Saved entries
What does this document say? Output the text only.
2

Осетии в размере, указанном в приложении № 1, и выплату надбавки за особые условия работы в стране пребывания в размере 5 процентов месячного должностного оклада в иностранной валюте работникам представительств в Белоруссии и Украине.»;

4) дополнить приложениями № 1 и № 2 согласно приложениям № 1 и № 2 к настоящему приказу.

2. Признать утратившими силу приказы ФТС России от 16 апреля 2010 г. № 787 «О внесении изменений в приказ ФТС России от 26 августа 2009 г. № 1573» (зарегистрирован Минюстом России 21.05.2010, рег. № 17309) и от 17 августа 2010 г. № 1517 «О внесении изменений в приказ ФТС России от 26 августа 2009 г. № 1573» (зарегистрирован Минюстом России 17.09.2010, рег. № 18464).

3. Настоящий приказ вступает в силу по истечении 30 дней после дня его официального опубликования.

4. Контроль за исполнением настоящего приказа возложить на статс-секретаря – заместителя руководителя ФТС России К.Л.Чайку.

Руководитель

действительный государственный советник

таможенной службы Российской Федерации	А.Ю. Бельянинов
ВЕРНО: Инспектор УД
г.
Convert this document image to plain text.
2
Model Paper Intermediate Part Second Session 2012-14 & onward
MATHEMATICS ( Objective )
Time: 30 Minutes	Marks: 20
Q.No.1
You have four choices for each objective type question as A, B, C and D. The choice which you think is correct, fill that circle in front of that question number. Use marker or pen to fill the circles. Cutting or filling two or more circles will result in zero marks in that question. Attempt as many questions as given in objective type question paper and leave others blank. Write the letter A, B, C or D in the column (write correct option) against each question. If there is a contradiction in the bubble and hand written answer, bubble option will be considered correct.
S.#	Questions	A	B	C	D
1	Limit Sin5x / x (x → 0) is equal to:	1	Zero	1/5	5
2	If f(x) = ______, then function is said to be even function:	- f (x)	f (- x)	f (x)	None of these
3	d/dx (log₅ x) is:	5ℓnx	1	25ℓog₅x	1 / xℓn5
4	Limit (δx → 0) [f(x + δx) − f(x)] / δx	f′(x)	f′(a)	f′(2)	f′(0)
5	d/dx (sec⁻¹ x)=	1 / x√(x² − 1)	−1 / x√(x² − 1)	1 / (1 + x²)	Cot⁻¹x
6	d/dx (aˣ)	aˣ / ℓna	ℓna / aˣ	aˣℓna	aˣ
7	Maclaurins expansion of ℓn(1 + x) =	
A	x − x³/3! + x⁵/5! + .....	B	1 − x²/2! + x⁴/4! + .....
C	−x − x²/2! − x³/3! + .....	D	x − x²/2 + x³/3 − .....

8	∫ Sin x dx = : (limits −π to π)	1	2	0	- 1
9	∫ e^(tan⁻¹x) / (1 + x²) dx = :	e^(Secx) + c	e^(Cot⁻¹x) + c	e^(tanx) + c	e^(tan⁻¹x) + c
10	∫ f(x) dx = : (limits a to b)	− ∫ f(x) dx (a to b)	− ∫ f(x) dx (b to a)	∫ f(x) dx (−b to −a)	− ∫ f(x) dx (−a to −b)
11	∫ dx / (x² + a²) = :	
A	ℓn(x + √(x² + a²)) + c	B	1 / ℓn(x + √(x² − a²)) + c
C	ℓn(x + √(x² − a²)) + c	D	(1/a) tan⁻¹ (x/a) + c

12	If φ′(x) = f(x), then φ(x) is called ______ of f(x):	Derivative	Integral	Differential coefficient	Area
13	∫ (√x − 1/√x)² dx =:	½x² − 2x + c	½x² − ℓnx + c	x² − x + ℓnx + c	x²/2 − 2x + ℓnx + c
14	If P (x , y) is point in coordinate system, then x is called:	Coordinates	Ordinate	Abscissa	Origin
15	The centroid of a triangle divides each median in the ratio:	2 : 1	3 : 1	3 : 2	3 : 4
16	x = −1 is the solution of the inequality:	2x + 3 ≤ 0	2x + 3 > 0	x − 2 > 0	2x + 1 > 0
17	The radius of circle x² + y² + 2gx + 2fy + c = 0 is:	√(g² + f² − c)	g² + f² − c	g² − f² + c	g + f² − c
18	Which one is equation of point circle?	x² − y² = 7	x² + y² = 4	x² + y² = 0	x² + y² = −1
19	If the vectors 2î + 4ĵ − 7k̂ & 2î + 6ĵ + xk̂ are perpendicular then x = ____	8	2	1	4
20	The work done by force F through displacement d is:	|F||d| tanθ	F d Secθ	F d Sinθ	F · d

* _WHAT YOU SHOULD DO_: Check each line of the records for "circle" and copy the ones that contain it.

* _RESULT OF THIS TASK_:
You have four choices for each objective type question as A, B, C and D. The choice which you think is correct, fill that circle in front of that question number. Use marker or pen to fill the circles. Cutting or filling two or more circles will result in zero marks in that question. Attempt as many questions as given in objective type question paper and leave others blank. Write the letter A, B, C or D in the column (write correct option) against each question. If there is a contradiction in the bubble and hand written answer, bubble option will be considered correct.
17	The radius of circle x² + y² + 2gx + 2fy + c = 0 is:	√(g² + f² − c)	g² + f² − c	g² − f² + c	g + f² − c
18	Which one is equation of point circle?	x² − y² = 7	x² + y² = 4	x² + y² = 0	x² + y² = −1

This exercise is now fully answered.